_Task to complete_.
Copy out all the entries word for word.

_Records shown_.
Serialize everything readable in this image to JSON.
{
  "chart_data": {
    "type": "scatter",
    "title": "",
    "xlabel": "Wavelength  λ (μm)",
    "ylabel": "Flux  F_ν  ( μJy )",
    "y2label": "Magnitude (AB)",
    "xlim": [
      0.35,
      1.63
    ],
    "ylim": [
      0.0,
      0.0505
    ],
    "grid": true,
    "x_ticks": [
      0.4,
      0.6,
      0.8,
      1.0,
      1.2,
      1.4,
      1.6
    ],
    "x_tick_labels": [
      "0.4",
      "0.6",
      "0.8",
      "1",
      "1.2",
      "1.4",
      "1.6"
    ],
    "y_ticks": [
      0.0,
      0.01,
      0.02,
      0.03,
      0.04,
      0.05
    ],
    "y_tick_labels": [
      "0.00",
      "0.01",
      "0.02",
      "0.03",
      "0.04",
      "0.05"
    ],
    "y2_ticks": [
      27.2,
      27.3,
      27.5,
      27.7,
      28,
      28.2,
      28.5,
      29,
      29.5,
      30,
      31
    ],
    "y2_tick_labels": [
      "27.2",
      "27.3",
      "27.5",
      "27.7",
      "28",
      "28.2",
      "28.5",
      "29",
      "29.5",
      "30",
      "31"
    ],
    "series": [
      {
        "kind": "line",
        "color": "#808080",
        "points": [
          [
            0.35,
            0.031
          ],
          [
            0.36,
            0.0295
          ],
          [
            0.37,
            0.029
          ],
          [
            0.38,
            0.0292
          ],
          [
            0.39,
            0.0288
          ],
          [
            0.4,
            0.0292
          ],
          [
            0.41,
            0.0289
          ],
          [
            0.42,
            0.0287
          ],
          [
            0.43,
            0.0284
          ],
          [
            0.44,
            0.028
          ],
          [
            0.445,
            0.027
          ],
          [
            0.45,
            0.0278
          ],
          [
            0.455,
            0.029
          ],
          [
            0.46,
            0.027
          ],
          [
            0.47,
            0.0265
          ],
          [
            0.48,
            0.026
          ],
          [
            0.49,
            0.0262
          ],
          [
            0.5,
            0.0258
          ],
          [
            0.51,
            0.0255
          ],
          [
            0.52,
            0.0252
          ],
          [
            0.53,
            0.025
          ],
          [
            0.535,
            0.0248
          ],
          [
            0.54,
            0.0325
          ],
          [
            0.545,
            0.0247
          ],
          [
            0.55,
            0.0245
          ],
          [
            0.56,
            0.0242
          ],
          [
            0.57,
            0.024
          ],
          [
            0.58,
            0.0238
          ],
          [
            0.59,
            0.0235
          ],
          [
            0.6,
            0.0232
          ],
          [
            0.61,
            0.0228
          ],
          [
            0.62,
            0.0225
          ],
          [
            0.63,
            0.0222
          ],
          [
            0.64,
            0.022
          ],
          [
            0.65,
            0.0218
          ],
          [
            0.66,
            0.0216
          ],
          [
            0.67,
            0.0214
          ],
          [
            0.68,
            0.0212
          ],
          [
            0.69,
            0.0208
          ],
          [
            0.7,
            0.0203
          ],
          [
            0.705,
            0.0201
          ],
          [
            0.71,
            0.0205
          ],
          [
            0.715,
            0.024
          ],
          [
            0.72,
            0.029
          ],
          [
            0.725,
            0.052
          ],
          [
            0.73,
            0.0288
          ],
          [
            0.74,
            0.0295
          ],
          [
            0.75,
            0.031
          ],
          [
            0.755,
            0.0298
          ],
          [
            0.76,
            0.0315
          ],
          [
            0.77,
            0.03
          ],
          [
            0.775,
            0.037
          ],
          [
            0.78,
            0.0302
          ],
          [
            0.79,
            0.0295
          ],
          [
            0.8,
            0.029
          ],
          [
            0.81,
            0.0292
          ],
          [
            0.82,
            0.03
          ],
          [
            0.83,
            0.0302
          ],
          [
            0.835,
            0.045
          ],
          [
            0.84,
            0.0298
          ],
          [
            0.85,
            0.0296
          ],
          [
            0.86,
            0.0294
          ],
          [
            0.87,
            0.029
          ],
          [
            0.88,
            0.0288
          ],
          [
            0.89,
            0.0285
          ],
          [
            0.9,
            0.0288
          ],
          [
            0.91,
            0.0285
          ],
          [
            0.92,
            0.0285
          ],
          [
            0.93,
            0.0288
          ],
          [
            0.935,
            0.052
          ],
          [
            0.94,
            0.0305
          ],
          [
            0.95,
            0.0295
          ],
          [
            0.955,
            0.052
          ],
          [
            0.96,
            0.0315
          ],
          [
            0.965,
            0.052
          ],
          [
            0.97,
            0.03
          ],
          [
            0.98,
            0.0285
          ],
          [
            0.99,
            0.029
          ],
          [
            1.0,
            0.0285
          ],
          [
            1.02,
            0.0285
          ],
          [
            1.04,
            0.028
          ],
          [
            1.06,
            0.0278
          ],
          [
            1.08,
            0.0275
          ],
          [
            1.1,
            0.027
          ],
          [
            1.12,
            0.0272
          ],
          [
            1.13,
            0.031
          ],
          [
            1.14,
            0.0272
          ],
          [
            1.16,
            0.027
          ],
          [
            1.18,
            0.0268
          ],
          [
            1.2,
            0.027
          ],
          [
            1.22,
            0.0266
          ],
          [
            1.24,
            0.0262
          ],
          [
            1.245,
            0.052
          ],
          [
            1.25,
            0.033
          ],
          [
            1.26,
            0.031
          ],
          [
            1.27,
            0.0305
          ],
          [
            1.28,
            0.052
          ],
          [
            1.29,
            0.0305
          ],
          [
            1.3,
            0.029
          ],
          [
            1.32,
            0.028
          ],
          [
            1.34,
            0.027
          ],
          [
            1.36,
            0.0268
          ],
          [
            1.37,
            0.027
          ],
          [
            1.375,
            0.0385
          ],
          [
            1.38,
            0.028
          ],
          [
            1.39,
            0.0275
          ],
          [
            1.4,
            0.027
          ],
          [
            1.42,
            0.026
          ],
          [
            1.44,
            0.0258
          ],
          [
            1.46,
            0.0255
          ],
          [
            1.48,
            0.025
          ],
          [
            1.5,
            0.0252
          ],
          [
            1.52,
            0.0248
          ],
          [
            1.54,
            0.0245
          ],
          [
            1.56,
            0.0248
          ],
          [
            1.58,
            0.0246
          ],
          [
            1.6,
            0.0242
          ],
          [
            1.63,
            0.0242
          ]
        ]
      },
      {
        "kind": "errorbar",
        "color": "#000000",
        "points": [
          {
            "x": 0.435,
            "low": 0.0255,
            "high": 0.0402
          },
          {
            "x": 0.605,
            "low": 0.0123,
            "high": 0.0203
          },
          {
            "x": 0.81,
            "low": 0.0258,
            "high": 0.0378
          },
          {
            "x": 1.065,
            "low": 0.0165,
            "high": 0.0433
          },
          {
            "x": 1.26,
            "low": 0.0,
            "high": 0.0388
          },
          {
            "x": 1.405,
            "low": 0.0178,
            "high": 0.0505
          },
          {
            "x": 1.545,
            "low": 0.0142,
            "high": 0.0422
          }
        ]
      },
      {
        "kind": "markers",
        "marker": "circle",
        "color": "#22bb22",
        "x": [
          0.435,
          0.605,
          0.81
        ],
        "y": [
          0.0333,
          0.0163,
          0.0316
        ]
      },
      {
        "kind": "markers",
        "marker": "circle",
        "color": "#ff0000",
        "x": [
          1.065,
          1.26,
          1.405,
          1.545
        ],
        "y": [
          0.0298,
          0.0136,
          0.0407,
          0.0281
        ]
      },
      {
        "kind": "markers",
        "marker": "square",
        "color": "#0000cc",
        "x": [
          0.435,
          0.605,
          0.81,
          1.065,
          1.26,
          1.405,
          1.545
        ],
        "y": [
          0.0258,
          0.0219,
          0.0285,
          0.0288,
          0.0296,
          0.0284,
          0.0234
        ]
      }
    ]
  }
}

_Exercise output_.
Serialize everything readable in this image to JSON.
{
  "chart_data": {
    "type": "scatter",
    "title": "",
    "xlabel": "Wavelength  λ (μm)",
    "ylabel": "Flux  F_ν  ( μJy )",
    "y2label": "Magnitude (AB)",
    "xlim": [
      0.35,
      1.63
    ],
    "ylim": [
      0.0,
      0.0505
    ],
    "grid": true,
    "x_ticks": [
      0.4,
      0.6,
      0.8,
      1.0,
      1.2,
      1.4,
      1.6
    ],
    "x_tick_labels": [
      "0.4",
      "0.6",
      "0.8",
      "1",
      "1.2",
      "1.4",
      "1.6"
    ],
    "y_ticks": [
      0.0,
      0.01,
      0.02,
      0.03,
      0.04,
      0.05
    ],
    "y_tick_labels": [
      "0.00",
      "0.01",
      "0.02",
      "0.03",
      "0.04",
      "0.05"
    ],
    "y2_ticks": [
      27.2,
      27.3,
      27.5,
      27.7,
      28,
      28.2,
      28.5,
      29,
      29.5,
      30,
      31
    ],
    "y2_tick_labels": [
      "27.2",
      "27.3",
      "27.5",
      "27.7",
      "28",
      "28.2",
      "28.5",
      "29",
      "29.5",
      "30",
      "31"
    ],
    "series": [
      {
        "kind": "line",
        "color": "#808080",
        "points": [
          [
            0.35,
            0.031
          ],
          [
            0.36,
            0.0295
          ],
          [
            0.37,
            0.029
          ],
          [
            0.38,
            0.0292
          ],
          [
            0.39,
            0.0288
          ],
          [
            0.4,
            0.0292
          ],
          [
            0.41,
            0.0289
          ],
          [
            0.42,
            0.0287
          ],
          [
            0.43,
            0.0284
          ],
          [
            0.44,
            0.028
          ],
          [
            0.445,
            0.027
          ],
          [
            0.45,
            0.0278
          ],
          [
            0.455,
            0.029
          ],
          [
            0.46,
            0.027
          ],
          [
            0.47,
            0.0265
          ],
          [
            0.48,
            0.026
          ],
          [
            0.49,
            0.0262
          ],
          [
            0.5,
            0.0258
          ],
          [
            0.51,
            0.0255
          ],
          [
            0.52,
            0.0252
          ],
          [
            0.53,
            0.025
          ],
          [
            0.535,
            0.0248
          ],
          [
            0.54,
            0.0325
          ],
          [
            0.545,
            0.0247
          ],
          [
            0.55,
            0.0245
          ],
          [
            0.56,
            0.0242
          ],
          [
            0.57,
            0.024
          ],
          [
            0.58,
            0.0238
          ],
          [
            0.59,
            0.0235
          ],
          [
            0.6,
            0.0232
          ],
          [
            0.61,
            0.0228
          ],
          [
            0.62,
            0.0225
          ],
          [
            0.63,
            0.0222
          ],
          [
            0.64,
            0.022
          ],
          [
            0.65,
            0.0218
          ],
          [
            0.66,
            0.0216
          ],
          [
            0.67,
            0.0214
          ],
          [
            0.68,
            0.0212
          ],
          [
            0.69,
            0.0208
          ],
          [
            0.7,
            0.0203
          ],
          [
            0.705,
            0.0201
          ],
          [
            0.71,
            0.0205
          ],
          [
            0.715,
            0.024
          ],
          [
            0.72,
            0.029
          ],
          [
            0.725,
            0.052
          ],
          [
            0.73,
            0.0288
          ],
          [
            0.74,
            0.0295
          ],
          [
            0.75,
            0.031
          ],
          [
            0.755,
            0.0298
          ],
          [
            0.76,
            0.0315
          ],
          [
            0.77,
            0.03
          ],
          [
            0.775,
            0.037
          ],
          [
            0.78,
            0.0302
          ],
          [
            0.79,
            0.0295
          ],
          [
            0.8,
            0.029
          ],
          [
            0.81,
            0.0292
          ],
          [
            0.82,
            0.03
          ],
          [
            0.83,
            0.0302
          ],
          [
            0.835,
            0.045
          ],
          [
            0.84,
            0.0298
          ],
          [
            0.85,
            0.0296
          ],
          [
            0.86,
            0.0294
          ],
          [
            0.87,
            0.029
          ],
          [
            0.88,
            0.0288
          ],
          [
            0.89,
            0.0285
          ],
          [
            0.9,
            0.0288
          ],
          [
            0.91,
            0.0285
          ],
          [
            0.92,
            0.0285
          ],
          [
            0.93,
            0.0288
          ],
          [
            0.935,
            0.052
          ],
          [
            0.94,
            0.0305
          ],
          [
            0.95,
            0.0295
          ],
          [
            0.955,
            0.052
          ],
          [
            0.96,
            0.0315
          ],
          [
            0.965,
            0.052
          ],
          [
            0.97,
            0.03
          ],
          [
            0.98,
            0.0285
          ],
          [
            0.99,
            0.029
          ],
          [
            1.0,
            0.0285
          ],
          [
            1.02,
            0.0285
          ],
          [
            1.04,
            0.028
          ],
          [
            1.06,
            0.0278
          ],
          [
            1.08,
            0.0275
          ],
          [
            1.1,
            0.027
          ],
          [
            1.12,
            0.0272
          ],
          [
            1.13,
            0.031
          ],
          [
            1.14,
            0.0272
          ],
          [
            1.16,
            0.027
          ],
          [
            1.18,
            0.0268
          ],
          [
            1.2,
            0.027
          ],
          [
            1.22,
            0.0266
          ],
          [
            1.24,
            0.0262
          ],
          [
            1.245,
            0.052
          ],
          [
            1.25,
            0.033
          ],
          [
            1.26,
            0.031
          ],
          [
            1.27,
            0.0305
          ],
          [
            1.28,
            0.052
          ],
          [
            1.29,
            0.0305
          ],
          [
            1.3,
            0.029
          ],
          [
            1.32,
            0.028
          ],
          [
            1.34,
            0.027
          ],
          [
            1.36,
            0.0268
          ],
          [
            1.37,
            0.027
          ],
          [
            1.375,
            0.0385
          ],
          [
            1.38,
            0.028
          ],
          [
            1.39,
            0.0275
          ],
          [
            1.4,
            0.027
          ],
          [
            1.42,
            0.026
          ],
          [
            1.44,
            0.0258
          ],
          [
            1.46,
            0.0255
          ],
          [
            1.48,
            0.025
          ],
          [
            1.5,
            0.0252
          ],
          [
            1.52,
            0.0248
          ],
          [
            1.54,
            0.0245
          ],
          [
            1.56,
            0.0248
          ],
          [
            1.58,
            0.0246
          ],
          [
            1.6,
            0.0242
          ],
          [
            1.63,
            0.0242
          ]
        ]
      },
      {
        "kind": "errorbar",
        "color": "#000000",
        "points": [
          {
            "x": 0.435,
            "low": 0.0255,
            "high": 0.0402
          },
          {
            "x": 0.605,
            "low": 0.0123,
            "high": 0.0203
          },
          {
            "x": 0.81,
            "low": 0.0258,
            "high": 0.0378
          },
          {
            "x": 1.065,
            "low": 0.0165,
            "high": 0.0433
          },
          {
            "x": 1.26,
            "low": 0.0,
            "high": 0.0388
          },
          {
            "x": 1.405,
            "low": 0.0178,
            "high": 0.0505
          },
          {
            "x": 1.545,
            "low": 0.0142,
            "high": 0.0422
          }
        ]
      },
      {
        "kind": "markers",
        "marker": "circle",
        "color": "#22bb22",
        "x": [
          0.435,
          0.605,
          0.81
        ],
        "y": [
          0.0333,
          0.0163,
          0.0316
        ]
      },
      {
        "kind": "markers",
        "marker": "circle",
        "color": "#ff0000",
        "x": [
          1.065,
          1.26,
          1.405,
          1.545
        ],
        "y": [
          0.0298,
          0.0136,
          0.0407,
          0.0281
        ]
      },
      {
        "kind": "markers",
        "marker": "square",
        "color": "#0000cc",
        "x": [
          0.435,
          0.605,
          0.81,
          1.065,
          1.26,
          1.405,
          1.545
        ],
        "y": [
          0.0258,
          0.0219,
          0.0285,
          0.0288,
          0.0296,
          0.0284,
          0.0234
        ]
      }
    ]
  }
}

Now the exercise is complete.